++++ Data excerpts

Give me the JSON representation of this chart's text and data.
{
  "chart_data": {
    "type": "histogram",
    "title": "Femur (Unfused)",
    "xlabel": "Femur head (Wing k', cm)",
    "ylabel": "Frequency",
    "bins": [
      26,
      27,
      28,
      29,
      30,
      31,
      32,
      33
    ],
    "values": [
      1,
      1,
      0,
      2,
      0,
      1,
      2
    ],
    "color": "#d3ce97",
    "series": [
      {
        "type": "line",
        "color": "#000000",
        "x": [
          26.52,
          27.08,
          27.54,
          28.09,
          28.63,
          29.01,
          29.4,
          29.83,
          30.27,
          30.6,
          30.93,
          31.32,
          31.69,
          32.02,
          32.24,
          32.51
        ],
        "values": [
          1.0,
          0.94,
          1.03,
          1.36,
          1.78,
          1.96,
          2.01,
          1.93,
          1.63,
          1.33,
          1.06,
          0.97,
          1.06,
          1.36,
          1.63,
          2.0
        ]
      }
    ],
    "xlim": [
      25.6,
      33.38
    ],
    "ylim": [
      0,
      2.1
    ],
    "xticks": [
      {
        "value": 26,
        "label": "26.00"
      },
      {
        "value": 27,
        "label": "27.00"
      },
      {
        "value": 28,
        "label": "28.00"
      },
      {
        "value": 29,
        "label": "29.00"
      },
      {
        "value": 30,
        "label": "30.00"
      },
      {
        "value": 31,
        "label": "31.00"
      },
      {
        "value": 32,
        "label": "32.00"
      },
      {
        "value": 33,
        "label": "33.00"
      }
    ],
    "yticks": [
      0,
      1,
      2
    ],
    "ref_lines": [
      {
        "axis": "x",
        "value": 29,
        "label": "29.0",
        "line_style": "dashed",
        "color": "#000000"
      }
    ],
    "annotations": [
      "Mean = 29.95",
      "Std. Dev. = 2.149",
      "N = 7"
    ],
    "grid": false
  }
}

++++++++

Pull every line containing "Femur" out of the data above.

Exercise answer:
    "title": "Femur (Unfused)",
    "xlabel": "Femur head (Wing k', cm)",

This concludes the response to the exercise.